| GIVEN DATA |
╔══

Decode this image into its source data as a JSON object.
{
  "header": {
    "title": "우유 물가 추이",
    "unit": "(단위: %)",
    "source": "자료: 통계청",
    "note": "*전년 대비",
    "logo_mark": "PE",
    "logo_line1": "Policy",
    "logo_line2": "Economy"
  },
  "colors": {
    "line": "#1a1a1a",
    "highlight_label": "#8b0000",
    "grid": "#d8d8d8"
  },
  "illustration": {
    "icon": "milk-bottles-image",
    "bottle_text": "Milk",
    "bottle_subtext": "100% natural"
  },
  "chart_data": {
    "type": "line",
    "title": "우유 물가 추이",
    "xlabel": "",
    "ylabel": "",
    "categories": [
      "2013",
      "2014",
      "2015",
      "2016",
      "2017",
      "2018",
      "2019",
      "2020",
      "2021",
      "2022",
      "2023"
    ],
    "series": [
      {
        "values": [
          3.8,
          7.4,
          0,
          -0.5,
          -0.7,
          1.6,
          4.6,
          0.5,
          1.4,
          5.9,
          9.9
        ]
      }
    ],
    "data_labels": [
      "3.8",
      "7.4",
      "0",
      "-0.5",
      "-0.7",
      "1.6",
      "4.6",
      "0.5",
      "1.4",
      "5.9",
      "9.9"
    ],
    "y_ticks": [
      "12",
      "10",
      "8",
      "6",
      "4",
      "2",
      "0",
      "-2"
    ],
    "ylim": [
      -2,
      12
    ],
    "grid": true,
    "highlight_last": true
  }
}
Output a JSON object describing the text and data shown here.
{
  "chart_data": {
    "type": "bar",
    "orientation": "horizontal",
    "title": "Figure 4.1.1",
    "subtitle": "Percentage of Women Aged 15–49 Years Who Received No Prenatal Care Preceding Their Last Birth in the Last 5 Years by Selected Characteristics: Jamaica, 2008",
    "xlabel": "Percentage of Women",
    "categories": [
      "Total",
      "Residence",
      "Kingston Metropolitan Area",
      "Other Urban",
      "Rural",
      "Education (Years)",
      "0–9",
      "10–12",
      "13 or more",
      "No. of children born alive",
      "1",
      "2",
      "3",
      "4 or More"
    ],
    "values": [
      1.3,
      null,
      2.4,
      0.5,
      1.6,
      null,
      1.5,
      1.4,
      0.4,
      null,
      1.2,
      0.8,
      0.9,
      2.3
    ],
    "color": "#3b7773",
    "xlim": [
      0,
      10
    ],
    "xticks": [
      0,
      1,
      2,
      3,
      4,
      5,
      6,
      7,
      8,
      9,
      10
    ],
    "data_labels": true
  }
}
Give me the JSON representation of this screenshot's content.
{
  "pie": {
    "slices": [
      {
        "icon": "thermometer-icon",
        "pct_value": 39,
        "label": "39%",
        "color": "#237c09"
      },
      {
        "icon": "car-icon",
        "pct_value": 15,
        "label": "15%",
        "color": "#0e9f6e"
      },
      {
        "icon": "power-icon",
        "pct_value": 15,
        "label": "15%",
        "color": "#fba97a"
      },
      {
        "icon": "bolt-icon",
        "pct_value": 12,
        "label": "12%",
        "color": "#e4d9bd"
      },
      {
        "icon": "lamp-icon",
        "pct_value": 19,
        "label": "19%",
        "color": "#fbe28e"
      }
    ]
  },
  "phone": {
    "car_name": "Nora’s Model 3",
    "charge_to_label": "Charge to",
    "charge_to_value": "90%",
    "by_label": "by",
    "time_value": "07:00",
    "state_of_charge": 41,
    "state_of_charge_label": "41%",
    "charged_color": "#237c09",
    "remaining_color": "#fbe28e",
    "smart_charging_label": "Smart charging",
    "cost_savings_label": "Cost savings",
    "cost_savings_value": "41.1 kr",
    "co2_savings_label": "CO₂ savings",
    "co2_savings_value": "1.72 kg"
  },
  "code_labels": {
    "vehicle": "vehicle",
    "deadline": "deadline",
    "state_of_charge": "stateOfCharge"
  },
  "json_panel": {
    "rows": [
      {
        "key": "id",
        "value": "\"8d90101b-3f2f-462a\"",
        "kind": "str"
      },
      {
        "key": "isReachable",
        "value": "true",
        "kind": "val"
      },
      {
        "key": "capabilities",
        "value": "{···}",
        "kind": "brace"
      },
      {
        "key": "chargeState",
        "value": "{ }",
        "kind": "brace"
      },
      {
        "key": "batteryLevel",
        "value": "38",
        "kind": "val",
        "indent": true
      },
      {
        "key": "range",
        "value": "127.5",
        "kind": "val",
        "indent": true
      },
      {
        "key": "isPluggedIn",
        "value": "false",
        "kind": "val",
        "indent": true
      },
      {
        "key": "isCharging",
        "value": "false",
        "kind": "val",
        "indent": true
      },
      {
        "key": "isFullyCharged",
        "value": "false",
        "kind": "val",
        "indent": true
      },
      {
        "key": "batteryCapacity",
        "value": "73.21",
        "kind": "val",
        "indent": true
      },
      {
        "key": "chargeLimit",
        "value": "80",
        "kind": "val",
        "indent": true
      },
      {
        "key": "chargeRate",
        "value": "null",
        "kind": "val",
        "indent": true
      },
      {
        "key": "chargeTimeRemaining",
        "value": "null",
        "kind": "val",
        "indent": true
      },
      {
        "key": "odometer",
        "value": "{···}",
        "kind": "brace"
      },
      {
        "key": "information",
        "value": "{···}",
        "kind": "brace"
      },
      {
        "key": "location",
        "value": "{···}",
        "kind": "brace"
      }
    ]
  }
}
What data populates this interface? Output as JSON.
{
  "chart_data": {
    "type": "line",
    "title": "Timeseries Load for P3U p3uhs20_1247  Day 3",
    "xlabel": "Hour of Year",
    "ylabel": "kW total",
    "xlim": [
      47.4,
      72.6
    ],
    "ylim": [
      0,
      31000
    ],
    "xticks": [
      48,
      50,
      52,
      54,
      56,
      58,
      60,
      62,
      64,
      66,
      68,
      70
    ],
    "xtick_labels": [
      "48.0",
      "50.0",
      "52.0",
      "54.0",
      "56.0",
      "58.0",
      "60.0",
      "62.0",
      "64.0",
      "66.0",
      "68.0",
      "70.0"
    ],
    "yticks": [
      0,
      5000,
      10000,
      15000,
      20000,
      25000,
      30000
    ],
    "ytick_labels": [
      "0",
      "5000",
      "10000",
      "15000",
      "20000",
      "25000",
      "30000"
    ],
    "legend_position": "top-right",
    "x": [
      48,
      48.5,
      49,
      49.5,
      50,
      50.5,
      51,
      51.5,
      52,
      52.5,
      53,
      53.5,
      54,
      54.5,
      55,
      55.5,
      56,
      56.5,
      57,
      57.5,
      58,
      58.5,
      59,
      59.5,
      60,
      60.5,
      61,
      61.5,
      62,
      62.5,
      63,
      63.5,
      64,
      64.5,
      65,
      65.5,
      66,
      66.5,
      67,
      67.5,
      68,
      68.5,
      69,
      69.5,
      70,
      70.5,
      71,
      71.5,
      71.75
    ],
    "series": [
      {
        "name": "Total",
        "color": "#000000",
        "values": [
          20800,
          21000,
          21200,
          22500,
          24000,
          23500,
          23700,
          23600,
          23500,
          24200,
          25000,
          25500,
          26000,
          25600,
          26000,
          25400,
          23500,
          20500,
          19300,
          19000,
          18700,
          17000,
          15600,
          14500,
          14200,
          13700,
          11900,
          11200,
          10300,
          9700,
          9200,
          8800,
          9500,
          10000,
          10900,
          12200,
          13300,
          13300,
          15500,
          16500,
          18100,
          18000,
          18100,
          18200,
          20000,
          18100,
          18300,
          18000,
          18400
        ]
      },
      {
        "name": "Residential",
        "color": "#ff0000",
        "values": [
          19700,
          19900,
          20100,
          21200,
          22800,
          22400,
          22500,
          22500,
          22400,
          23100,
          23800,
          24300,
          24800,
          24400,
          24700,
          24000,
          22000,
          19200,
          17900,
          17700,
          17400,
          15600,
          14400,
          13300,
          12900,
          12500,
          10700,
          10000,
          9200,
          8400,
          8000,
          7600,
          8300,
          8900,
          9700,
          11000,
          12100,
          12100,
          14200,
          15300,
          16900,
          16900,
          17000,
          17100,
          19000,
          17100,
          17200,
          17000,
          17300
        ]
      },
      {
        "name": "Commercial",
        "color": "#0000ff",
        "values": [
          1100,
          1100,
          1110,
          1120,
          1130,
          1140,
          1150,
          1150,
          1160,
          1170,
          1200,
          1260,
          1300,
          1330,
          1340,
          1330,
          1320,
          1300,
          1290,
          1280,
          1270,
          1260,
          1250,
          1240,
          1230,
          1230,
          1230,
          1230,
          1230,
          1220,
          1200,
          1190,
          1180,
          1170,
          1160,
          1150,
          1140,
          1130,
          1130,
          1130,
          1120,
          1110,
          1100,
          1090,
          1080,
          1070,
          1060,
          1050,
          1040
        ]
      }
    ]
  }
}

╚══

| EXERCISE INSTRUCTIONS |
Write out every line of the data that holds the word "Years".

| THE SOLUTION |
    "subtitle": "Percentage of Women Aged 15–49 Years Who Received No Prenatal Care Preceding Their Last Birth in the Last 5 Years by Selected Characteristics: Jamaica, 2008",
      "Education (Years)",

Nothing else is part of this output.